→ To be done
Repeat the whole listing below, word for word.

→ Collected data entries

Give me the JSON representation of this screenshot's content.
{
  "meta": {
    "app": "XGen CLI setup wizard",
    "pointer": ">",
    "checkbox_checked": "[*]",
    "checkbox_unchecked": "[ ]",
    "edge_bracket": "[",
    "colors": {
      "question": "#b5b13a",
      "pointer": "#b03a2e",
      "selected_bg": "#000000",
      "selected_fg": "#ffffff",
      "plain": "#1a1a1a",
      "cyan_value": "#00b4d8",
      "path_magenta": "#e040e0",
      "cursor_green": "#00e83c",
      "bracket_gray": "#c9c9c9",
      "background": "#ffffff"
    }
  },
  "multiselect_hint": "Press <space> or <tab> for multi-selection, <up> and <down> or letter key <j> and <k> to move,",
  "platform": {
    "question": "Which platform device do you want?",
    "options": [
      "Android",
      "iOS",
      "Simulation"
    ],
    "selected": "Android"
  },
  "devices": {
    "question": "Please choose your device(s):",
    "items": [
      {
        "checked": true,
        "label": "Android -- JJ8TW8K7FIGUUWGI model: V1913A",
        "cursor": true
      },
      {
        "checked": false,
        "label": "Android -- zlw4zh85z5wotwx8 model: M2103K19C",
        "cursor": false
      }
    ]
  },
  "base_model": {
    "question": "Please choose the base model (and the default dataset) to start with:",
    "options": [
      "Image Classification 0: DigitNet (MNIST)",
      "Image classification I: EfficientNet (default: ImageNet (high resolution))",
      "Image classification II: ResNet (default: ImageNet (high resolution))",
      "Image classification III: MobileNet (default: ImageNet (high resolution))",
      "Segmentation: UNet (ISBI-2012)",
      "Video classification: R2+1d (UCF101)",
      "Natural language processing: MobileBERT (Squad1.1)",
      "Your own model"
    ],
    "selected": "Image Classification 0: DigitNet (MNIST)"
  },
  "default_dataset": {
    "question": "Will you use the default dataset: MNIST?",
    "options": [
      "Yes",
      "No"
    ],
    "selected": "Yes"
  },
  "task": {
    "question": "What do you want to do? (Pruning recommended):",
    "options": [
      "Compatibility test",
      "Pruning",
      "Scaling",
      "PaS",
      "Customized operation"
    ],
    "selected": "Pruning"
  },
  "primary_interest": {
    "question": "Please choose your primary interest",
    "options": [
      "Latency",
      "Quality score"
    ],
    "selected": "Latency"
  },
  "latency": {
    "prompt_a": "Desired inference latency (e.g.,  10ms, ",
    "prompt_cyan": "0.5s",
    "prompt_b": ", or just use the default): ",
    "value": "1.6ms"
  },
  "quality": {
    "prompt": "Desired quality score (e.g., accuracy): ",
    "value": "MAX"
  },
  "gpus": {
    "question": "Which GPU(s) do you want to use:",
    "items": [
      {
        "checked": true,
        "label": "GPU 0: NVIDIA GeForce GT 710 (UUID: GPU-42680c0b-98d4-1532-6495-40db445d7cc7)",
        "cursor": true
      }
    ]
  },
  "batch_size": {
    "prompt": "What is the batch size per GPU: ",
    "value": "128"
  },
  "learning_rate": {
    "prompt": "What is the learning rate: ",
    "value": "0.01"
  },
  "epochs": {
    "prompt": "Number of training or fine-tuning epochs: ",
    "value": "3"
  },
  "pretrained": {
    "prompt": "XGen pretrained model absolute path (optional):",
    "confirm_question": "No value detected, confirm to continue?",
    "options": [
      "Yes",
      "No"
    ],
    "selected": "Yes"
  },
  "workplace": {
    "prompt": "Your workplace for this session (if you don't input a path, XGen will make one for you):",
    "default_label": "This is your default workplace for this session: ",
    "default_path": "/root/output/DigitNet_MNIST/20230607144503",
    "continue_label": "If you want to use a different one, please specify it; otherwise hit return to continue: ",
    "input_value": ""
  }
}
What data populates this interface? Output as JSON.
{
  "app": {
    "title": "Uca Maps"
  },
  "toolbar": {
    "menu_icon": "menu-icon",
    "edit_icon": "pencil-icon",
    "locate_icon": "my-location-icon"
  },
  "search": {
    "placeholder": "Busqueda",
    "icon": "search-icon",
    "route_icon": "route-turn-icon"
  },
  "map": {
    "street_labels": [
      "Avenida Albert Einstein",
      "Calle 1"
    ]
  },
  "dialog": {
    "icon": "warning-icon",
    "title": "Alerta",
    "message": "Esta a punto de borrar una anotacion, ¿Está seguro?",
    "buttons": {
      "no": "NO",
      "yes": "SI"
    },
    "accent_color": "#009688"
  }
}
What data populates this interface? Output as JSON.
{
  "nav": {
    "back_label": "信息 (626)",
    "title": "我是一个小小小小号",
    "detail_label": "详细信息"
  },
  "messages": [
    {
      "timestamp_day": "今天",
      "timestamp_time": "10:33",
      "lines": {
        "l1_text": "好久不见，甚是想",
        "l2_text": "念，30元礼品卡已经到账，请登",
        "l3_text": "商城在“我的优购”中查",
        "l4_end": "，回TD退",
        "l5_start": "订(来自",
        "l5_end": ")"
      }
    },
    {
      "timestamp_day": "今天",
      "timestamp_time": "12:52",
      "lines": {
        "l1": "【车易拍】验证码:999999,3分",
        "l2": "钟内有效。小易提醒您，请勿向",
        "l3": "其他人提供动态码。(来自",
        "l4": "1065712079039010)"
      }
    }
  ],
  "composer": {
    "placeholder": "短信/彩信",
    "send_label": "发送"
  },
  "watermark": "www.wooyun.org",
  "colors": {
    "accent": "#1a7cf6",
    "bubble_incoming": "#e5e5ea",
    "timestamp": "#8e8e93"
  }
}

→ Final result
Give me the JSON representation of this screenshot's content.
{
  "meta": {
    "app": "XGen CLI setup wizard",
    "pointer": ">",
    "checkbox_checked": "[*]",
    "checkbox_unchecked": "[ ]",
    "edge_bracket": "[",
    "colors": {
      "question": "#b5b13a",
      "pointer": "#b03a2e",
      "selected_bg": "#000000",
      "selected_fg": "#ffffff",
      "plain": "#1a1a1a",
      "cyan_value": "#00b4d8",
      "path_magenta": "#e040e0",
      "cursor_green": "#00e83c",
      "bracket_gray": "#c9c9c9",
      "background": "#ffffff"
    }
  },
  "multiselect_hint": "Press <space> or <tab> for multi-selection, <up> and <down> or letter key <j> and <k> to move,",
  "platform": {
    "question": "Which platform device do you want?",
    "options": [
      "Android",
      "iOS",
      "Simulation"
    ],
    "selected": "Android"
  },
  "devices": {
    "question": "Please choose your device(s):",
    "items": [
      {
        "checked": true,
        "label": "Android -- JJ8TW8K7FIGUUWGI model: V1913A",
        "cursor": true
      },
      {
        "checked": false,
        "label": "Android -- zlw4zh85z5wotwx8 model: M2103K19C",
        "cursor": false
      }
    ]
  },
  "base_model": {
    "question": "Please choose the base model (and the default dataset) to start with:",
    "options": [
      "Image Classification 0: DigitNet (MNIST)",
      "Image classification I: EfficientNet (default: ImageNet (high resolution))",
      "Image classification II: ResNet (default: ImageNet (high resolution))",
      "Image classification III: MobileNet (default: ImageNet (high resolution))",
      "Segmentation: UNet (ISBI-2012)",
      "Video classification: R2+1d (UCF101)",
      "Natural language processing: MobileBERT (Squad1.1)",
      "Your own model"
    ],
    "selected": "Image Classification 0: DigitNet (MNIST)"
  },
  "default_dataset": {
    "question": "Will you use the default dataset: MNIST?",
    "options": [
      "Yes",
      "No"
    ],
    "selected": "Yes"
  },
  "task": {
    "question": "What do you want to do? (Pruning recommended):",
    "options": [
      "Compatibility test",
      "Pruning",
      "Scaling",
      "PaS",
      "Customized operation"
    ],
    "selected": "Pruning"
  },
  "primary_interest": {
    "question": "Please choose your primary interest",
    "options": [
      "Latency",
      "Quality score"
    ],
    "selected": "Latency"
  },
  "latency": {
    "prompt_a": "Desired inference latency (e.g.,  10ms, ",
    "prompt_cyan": "0.5s",
    "prompt_b": ", or just use the default): ",
    "value": "1.6ms"
  },
  "quality": {
    "prompt": "Desired quality score (e.g., accuracy): ",
    "value": "MAX"
  },
  "gpus": {
    "question": "Which GPU(s) do you want to use:",
    "items": [
      {
        "checked": true,
        "label": "GPU 0: NVIDIA GeForce GT 710 (UUID: GPU-42680c0b-98d4-1532-6495-40db445d7cc7)",
        "cursor": true
      }
    ]
  },
  "batch_size": {
    "prompt": "What is the batch size per GPU: ",
    "value": "128"
  },
  "learning_rate": {
    "prompt": "What is the learning rate: ",
    "value": "0.01"
  },
  "epochs": {
    "prompt": "Number of training or fine-tuning epochs: ",
    "value": "3"
  },
  "pretrained": {
    "prompt": "XGen pretrained model absolute path (optional):",
    "confirm_question": "No value detected, confirm to continue?",
    "options": [
      "Yes",
      "No"
    ],
    "selected": "Yes"
  },
  "workplace": {
    "prompt": "Your workplace for this session (if you don't input a path, XGen will make one for you):",
    "default_label": "This is your default workplace for this session: ",
    "default_path": "/root/output/DigitNet_MNIST/20230607144503",
    "continue_label": "If you want to use a different one, please specify it; otherwise hit return to continue: ",
    "input_value": ""
  }
}
What data populates this interface? Output as JSON.
{
  "app": {
    "title": "Uca Maps"
  },
  "toolbar": {
    "menu_icon": "menu-icon",
    "edit_icon": "pencil-icon",
    "locate_icon": "my-location-icon"
  },
  "search": {
    "placeholder": "Busqueda",
    "icon": "search-icon",
    "route_icon": "route-turn-icon"
  },
  "map": {
    "street_labels": [
      "Avenida Albert Einstein",
      "Calle 1"
    ]
  },
  "dialog": {
    "icon": "warning-icon",
    "title": "Alerta",
    "message": "Esta a punto de borrar una anotacion, ¿Está seguro?",
    "buttons": {
      "no": "NO",
      "yes": "SI"
    },
    "accent_color": "#009688"
  }
}
What data populates this interface? Output as JSON.
{
  "nav": {
    "back_label": "信息 (626)",
    "title": "我是一个小小小小号",
    "detail_label": "详细信息"
  },
  "messages": [
    {
      "timestamp_day": "今天",
      "timestamp_time": "10:33",
      "lines": {
        "l1_text": "好久不见，甚是想",
        "l2_text": "念，30元礼品卡已经到账，请登",
        "l3_text": "商城在“我的优购”中查",
        "l4_end": "，回TD退",
        "l5_start": "订(来自",
        "l5_end": ")"
      }
    },
    {
      "timestamp_day": "今天",
      "timestamp_time": "12:52",
      "lines": {
        "l1": "【车易拍】验证码:999999,3分",
        "l2": "钟内有效。小易提醒您，请勿向",
        "l3": "其他人提供动态码。(来自",
        "l4": "1065712079039010)"
      }
    }
  ],
  "composer": {
    "placeholder": "短信/彩信",
    "send_label": "发送"
  },
  "watermark": "www.wooyun.org",
  "colors": {
    "accent": "#1a7cf6",
    "bubble_incoming": "#e5e5ea",
    "timestamp": "#8e8e93"
  }
}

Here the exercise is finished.